*** EXTRACTED MATERIAL ***

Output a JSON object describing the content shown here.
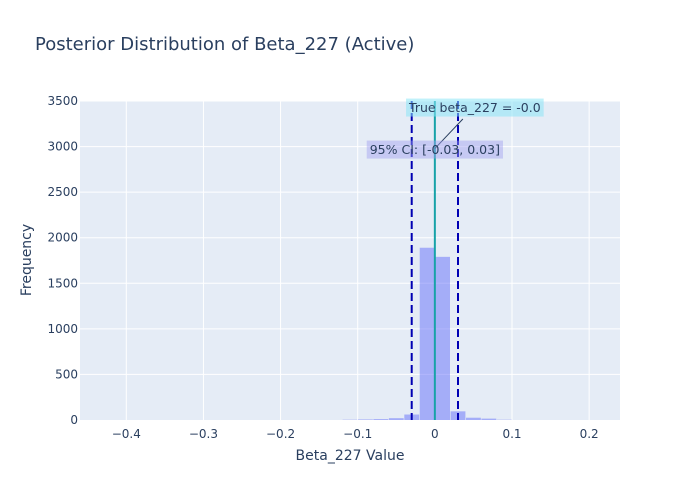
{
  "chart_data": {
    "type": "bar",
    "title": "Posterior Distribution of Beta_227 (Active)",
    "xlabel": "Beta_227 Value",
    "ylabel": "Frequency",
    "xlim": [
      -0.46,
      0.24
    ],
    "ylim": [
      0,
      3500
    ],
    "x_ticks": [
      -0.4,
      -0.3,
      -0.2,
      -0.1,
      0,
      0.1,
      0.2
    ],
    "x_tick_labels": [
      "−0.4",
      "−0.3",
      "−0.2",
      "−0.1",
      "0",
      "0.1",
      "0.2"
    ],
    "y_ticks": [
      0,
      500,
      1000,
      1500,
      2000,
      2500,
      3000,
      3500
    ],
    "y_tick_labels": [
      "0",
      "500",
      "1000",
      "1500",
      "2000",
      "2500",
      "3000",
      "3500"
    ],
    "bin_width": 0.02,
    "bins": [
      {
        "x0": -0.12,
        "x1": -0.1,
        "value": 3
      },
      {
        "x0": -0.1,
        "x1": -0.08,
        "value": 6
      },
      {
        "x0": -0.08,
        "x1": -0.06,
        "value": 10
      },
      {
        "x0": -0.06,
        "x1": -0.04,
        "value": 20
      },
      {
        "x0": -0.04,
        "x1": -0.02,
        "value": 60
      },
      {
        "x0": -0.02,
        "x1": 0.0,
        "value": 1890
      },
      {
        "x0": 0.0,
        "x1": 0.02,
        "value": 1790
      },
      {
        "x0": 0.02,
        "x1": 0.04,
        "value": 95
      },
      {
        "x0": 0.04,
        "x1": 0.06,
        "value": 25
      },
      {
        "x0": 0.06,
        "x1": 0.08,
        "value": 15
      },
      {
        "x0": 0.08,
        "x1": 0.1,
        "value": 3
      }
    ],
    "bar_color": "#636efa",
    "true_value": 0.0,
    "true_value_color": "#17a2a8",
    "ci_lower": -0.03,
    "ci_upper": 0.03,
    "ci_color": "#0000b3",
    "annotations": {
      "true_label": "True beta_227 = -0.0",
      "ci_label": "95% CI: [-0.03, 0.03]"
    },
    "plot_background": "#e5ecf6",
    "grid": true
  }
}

***
*** EXTRACTED MATERIAL ***

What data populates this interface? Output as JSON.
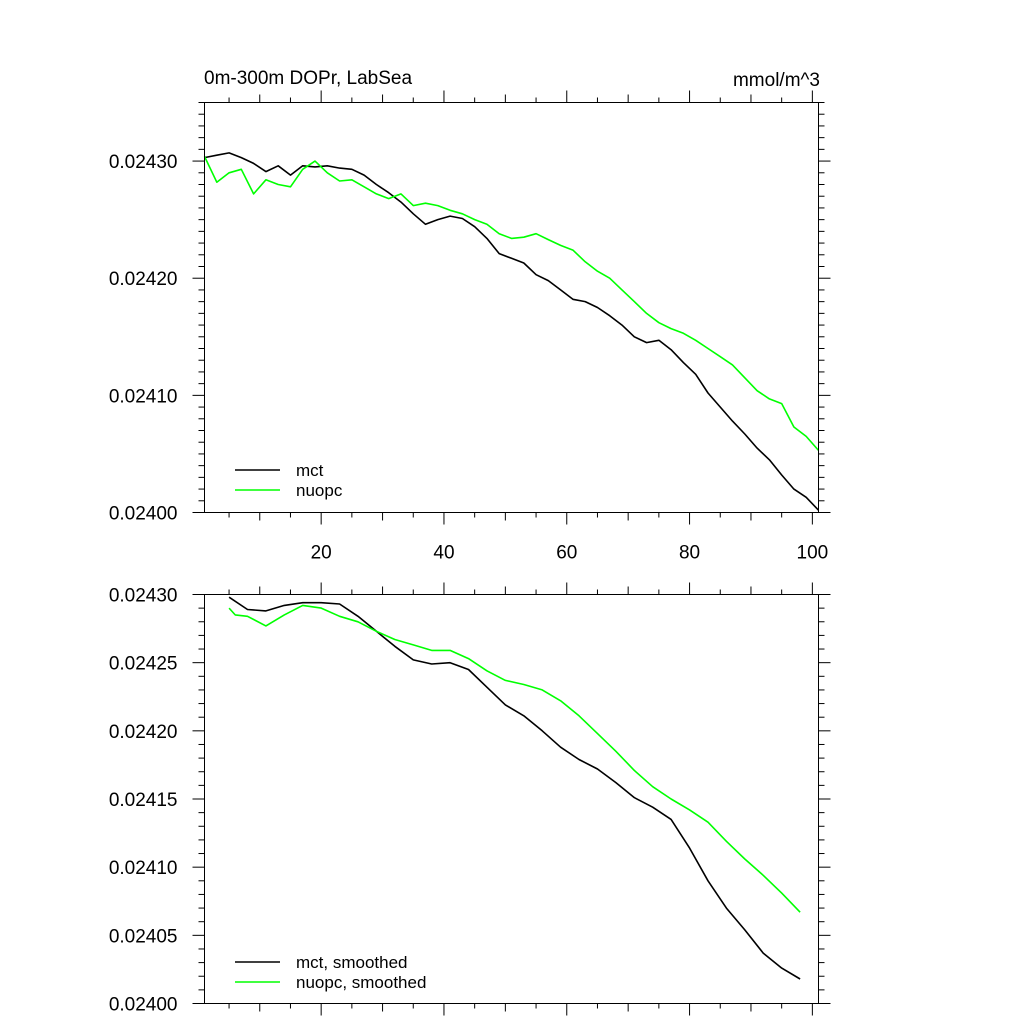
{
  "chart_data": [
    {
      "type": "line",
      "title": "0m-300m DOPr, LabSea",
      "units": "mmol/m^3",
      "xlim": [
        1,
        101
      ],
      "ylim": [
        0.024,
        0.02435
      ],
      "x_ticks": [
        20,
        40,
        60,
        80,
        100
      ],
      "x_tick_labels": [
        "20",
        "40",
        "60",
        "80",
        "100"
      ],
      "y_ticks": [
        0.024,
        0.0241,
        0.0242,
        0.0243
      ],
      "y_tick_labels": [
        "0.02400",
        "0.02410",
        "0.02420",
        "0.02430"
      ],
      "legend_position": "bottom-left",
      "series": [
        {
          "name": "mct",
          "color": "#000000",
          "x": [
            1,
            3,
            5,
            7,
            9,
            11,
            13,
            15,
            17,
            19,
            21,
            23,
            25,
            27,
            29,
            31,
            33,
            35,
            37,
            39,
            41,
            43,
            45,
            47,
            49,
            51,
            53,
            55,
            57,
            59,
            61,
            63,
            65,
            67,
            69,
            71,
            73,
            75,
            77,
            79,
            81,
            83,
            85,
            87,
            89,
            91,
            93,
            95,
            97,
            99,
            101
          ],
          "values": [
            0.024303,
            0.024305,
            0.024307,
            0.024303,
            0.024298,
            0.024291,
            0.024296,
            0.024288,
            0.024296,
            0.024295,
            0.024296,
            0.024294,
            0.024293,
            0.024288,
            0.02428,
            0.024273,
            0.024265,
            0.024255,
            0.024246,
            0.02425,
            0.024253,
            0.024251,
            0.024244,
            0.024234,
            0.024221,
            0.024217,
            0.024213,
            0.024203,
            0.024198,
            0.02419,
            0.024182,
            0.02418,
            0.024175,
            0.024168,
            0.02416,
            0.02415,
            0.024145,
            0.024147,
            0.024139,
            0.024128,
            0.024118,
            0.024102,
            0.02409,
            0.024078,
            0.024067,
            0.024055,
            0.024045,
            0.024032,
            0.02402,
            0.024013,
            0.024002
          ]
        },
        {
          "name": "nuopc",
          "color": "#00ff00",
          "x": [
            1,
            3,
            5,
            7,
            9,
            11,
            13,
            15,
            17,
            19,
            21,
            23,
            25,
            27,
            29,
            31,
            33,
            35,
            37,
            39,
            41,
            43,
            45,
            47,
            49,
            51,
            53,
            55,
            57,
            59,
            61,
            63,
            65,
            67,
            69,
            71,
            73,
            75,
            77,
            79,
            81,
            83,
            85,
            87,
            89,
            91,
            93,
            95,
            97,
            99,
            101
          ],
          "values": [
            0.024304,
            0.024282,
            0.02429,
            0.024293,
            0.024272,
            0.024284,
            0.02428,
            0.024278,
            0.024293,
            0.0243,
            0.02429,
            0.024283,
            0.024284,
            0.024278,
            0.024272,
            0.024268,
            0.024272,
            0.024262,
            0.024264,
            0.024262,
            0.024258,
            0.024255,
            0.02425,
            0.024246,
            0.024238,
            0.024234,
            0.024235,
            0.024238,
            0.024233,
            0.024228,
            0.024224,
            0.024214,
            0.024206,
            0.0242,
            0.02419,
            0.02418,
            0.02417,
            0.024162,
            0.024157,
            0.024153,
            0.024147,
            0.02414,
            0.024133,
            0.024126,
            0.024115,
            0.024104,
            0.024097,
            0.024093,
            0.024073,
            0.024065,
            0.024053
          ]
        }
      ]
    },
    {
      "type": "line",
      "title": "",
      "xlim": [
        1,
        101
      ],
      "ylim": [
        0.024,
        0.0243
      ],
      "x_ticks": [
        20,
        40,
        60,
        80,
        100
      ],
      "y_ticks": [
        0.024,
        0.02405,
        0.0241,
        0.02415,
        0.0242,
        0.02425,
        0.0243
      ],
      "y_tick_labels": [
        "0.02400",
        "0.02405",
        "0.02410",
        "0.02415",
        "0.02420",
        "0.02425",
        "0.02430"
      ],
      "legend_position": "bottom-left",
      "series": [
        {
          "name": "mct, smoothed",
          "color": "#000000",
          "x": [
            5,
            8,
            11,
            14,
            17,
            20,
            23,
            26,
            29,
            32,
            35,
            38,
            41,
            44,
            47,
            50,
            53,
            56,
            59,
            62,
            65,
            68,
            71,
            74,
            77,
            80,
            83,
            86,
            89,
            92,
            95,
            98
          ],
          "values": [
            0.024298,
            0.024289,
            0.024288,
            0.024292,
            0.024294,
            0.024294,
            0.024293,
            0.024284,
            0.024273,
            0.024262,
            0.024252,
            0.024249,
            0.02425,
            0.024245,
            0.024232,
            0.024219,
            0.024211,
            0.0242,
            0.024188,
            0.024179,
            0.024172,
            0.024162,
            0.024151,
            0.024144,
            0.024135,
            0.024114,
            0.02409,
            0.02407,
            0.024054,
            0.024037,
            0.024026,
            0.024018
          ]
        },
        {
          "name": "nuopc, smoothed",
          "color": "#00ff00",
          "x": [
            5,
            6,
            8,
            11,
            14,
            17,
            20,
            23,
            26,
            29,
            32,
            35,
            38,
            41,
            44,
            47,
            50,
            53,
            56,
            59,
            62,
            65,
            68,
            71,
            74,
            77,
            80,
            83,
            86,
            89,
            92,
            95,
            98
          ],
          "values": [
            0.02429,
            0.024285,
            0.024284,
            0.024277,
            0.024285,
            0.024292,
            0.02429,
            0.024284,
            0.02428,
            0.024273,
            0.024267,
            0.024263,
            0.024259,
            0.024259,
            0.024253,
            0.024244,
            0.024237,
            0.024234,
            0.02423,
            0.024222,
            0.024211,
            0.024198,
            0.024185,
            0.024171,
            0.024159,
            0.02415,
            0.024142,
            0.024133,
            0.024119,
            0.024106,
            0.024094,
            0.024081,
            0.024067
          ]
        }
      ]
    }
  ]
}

***

(INSTRUCTIONS FOR THE TASK): Look through the material above. Copy each line where the word "JSON" appears.

(COMPLETED EXERCISE):
Output a JSON object describing the content shown here.
What data populates this interface? Output as JSON.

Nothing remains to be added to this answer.